Wickes-class destroyer

USS Cole (DD-155) was a in the United States Navy during World War II, later reclassified as AG-116. It was named for Edward B. Cole, a United States Marine Corps officer who died as a result of the wounds he received at the Battle of Belleau Wood.

Cole was launched 11 January 1919, by William Cramp & Sons Ship and Engine Building Company of Philadelphia sponsored by Mrs. E. B. Cole, and commissioned 19 June 1919.

==Service history==
Cole sailed from New York 30 June 1919, to join U.S. Naval Forces in Turkish waters. For the next year they aided in the evacuation of refugees fleeing turmoil and war in the Middle East and showed the flag in the eastern Mediterranean and Black Seas, returning to New York City on 4 June 1920. It cruised in East Coast and Caribbean waters until decommissioned at Philadelphia Naval Shipyard on 10 July 1922.

Recommissioned on 1 May 1930, Cole joined the Scouting Fleet in the Atlantic. Once again it cruised along the east coast and in the Caribbean and took part in training exercises. From 22 October 1932 to 24 March 1933, Cole was in reduced commission at Norfolk Naval Shipyard as part of a rotating reserve squadron. On 4 April 1933, the destroyer participated in the fruitless search for survivors of the wreck of the airship . From 3 February to 14 August 1934, the ship was again reduced to the rotating reserve squadron.

On 15 August 1934, Cole was assigned to the Scouting Force in the Pacific, and following maneuvers in the Caribbean reached its new base at San Diego, California on 9 November. It remained in the Pacific until 24 May 1936, and then reported to New York as a Naval Reserve training ship. She arrived at Philadelphia Naval Shipyard on 25 September and was decommissioned there on 7 January 1937.

* **Tasks to complete**:
1) According to the USS Cole passage, on what date was the ship launched?
2) Transcribe the part of the USS Cole passage that opens with the words containing "Cole was launched" and closes with "19 June 1919.".
The records come from a separate source.

* **Excerpted records**:
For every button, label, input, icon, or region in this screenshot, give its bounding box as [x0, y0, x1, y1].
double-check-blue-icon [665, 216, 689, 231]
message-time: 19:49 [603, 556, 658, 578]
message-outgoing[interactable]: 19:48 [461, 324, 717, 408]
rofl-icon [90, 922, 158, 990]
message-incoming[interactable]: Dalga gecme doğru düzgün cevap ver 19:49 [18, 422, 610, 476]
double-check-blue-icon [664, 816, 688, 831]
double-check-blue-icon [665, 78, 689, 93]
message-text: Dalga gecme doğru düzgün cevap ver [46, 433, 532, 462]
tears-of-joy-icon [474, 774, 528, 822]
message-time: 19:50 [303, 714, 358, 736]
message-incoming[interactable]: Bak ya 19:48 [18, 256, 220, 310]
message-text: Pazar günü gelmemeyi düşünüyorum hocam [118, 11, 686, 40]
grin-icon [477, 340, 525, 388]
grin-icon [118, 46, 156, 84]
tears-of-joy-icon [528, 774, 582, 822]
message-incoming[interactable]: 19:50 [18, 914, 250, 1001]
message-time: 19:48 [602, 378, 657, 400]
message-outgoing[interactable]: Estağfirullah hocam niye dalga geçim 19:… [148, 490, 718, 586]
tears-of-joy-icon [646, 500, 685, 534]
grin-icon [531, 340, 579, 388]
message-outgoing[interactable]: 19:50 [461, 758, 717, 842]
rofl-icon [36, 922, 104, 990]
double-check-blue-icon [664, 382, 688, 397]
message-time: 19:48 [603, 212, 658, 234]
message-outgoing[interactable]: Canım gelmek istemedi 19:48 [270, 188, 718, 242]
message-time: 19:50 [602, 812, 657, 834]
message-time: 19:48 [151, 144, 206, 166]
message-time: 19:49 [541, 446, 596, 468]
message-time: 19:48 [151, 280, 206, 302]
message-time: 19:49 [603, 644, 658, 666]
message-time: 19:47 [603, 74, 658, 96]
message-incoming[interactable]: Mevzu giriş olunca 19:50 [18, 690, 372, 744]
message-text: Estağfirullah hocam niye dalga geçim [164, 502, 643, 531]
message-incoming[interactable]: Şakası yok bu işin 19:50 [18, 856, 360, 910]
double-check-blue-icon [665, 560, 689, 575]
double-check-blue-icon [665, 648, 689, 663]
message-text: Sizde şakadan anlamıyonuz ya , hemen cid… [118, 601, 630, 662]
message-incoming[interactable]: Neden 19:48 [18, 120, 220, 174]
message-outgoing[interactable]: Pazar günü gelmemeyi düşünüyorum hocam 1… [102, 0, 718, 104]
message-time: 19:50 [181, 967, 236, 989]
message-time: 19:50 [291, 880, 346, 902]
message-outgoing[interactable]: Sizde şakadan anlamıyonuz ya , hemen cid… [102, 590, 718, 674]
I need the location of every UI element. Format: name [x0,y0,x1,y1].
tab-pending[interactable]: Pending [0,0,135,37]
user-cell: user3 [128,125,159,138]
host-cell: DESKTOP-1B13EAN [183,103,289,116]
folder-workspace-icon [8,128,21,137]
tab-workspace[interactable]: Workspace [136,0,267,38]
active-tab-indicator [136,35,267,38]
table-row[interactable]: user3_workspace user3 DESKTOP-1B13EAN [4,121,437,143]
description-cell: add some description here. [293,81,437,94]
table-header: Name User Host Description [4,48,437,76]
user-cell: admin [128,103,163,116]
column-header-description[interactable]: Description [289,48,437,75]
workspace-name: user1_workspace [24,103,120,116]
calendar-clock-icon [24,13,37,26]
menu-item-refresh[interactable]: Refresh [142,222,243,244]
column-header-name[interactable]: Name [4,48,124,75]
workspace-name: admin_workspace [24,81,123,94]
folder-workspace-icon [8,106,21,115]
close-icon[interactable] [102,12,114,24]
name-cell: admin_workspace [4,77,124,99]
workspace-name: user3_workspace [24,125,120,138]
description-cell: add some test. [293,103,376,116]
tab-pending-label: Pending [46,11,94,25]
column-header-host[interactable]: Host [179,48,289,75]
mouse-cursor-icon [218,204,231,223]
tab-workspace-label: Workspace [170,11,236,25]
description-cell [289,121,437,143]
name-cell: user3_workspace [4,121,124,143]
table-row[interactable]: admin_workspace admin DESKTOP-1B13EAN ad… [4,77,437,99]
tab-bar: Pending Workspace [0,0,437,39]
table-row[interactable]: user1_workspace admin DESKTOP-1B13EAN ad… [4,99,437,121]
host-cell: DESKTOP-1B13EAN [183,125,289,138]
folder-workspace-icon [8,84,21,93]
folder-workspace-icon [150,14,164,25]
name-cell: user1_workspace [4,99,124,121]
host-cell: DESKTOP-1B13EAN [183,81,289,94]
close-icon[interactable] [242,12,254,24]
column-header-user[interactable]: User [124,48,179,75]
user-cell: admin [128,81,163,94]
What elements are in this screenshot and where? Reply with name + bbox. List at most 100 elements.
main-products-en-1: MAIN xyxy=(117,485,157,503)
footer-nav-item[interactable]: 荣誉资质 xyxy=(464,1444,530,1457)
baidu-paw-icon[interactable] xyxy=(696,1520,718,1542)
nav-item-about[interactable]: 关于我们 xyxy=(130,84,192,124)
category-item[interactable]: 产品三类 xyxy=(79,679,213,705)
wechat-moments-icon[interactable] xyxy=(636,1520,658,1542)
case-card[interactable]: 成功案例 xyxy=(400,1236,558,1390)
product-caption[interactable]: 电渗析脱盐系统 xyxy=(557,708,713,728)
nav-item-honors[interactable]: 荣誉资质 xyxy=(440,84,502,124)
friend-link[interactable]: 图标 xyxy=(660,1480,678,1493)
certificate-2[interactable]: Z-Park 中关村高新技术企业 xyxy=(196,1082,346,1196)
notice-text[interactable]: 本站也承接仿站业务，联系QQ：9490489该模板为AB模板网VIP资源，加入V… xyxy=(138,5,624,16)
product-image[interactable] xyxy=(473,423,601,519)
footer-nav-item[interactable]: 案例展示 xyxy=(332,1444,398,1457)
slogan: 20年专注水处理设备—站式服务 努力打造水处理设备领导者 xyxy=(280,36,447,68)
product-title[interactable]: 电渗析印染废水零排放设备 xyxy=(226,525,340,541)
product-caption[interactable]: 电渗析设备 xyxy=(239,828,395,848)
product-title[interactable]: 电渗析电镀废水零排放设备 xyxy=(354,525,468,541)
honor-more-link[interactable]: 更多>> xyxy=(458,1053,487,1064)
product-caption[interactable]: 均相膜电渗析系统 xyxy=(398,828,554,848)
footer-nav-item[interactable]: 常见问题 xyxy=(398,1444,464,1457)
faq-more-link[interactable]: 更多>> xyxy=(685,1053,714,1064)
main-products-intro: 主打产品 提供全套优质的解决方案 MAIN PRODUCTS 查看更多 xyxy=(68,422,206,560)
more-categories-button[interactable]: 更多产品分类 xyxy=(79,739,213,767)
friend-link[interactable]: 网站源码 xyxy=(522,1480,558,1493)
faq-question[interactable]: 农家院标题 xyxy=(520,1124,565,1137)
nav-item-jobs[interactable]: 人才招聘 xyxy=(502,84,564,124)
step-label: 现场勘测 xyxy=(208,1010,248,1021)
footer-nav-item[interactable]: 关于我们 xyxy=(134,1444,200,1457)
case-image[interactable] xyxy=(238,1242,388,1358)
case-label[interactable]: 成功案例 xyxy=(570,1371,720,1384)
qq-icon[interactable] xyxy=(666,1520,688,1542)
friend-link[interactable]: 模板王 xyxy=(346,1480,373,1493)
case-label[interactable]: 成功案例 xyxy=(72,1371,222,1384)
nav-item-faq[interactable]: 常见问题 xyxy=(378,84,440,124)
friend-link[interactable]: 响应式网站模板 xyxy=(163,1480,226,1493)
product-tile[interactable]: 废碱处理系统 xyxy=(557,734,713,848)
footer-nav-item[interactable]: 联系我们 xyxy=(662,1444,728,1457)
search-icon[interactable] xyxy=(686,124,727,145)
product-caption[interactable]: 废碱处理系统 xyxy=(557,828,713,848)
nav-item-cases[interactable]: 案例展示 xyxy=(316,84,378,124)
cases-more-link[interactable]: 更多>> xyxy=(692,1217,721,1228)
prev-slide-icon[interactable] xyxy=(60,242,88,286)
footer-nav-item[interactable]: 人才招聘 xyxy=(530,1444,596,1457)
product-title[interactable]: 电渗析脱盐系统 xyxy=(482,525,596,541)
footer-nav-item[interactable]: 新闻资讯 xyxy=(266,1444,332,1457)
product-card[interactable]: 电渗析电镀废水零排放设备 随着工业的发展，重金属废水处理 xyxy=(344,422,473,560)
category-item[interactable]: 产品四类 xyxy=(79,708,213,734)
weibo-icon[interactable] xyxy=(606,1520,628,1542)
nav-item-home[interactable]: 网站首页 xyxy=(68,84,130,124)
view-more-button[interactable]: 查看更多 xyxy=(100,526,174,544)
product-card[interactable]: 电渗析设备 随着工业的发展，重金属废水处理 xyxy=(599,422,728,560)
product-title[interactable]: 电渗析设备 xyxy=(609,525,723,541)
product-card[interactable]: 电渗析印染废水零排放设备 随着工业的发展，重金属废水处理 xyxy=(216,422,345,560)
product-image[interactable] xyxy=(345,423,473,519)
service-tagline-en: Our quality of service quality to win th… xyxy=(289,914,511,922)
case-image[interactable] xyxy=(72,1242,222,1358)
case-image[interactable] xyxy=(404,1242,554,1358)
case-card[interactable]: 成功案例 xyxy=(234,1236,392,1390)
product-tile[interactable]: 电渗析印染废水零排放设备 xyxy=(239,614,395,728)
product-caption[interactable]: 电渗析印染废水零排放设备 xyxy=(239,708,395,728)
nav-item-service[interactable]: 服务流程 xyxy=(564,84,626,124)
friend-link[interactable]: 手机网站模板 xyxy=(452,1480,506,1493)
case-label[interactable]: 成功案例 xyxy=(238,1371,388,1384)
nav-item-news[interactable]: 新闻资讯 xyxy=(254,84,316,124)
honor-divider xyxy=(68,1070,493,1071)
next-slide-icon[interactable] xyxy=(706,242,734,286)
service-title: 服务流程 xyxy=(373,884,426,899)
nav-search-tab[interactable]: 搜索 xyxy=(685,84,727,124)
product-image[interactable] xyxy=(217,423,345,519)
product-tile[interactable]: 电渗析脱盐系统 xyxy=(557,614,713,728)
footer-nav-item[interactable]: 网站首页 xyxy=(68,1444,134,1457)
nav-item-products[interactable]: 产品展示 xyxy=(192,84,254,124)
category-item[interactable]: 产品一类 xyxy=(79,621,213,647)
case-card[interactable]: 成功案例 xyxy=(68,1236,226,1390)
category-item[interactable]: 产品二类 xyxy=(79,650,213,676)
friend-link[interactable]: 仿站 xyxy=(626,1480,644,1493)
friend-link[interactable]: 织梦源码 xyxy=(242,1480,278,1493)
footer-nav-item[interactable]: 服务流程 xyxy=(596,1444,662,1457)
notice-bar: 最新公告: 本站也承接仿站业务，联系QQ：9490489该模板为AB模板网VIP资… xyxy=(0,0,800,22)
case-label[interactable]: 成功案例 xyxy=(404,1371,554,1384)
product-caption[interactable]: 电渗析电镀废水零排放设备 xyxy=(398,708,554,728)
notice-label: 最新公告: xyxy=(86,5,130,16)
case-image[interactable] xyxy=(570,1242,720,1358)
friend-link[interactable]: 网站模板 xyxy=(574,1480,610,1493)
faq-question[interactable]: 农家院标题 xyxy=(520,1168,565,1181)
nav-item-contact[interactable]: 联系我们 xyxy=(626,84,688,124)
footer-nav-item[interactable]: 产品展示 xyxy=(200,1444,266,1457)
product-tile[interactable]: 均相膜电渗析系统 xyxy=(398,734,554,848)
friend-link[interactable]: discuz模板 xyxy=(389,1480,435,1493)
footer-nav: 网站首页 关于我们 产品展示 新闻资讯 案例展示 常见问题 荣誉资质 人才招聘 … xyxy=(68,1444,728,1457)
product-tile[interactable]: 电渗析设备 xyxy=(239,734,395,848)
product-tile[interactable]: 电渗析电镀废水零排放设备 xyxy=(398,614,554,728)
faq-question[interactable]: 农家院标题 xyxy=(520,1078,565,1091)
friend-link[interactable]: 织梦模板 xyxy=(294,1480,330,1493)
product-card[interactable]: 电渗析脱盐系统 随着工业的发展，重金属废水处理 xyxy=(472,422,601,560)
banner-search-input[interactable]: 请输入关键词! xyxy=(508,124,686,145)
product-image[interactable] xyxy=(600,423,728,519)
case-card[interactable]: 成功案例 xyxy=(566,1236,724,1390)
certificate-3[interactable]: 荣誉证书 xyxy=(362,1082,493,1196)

* **Outputs in order**:
1) 11 January 1919

2)
Cole was launched 11 January 1919, by William Cramp & Sons Ship and Engine Building Company of Philadelphia sponsored by Mrs. E. B. Cole, and commissioned 19 June 1919.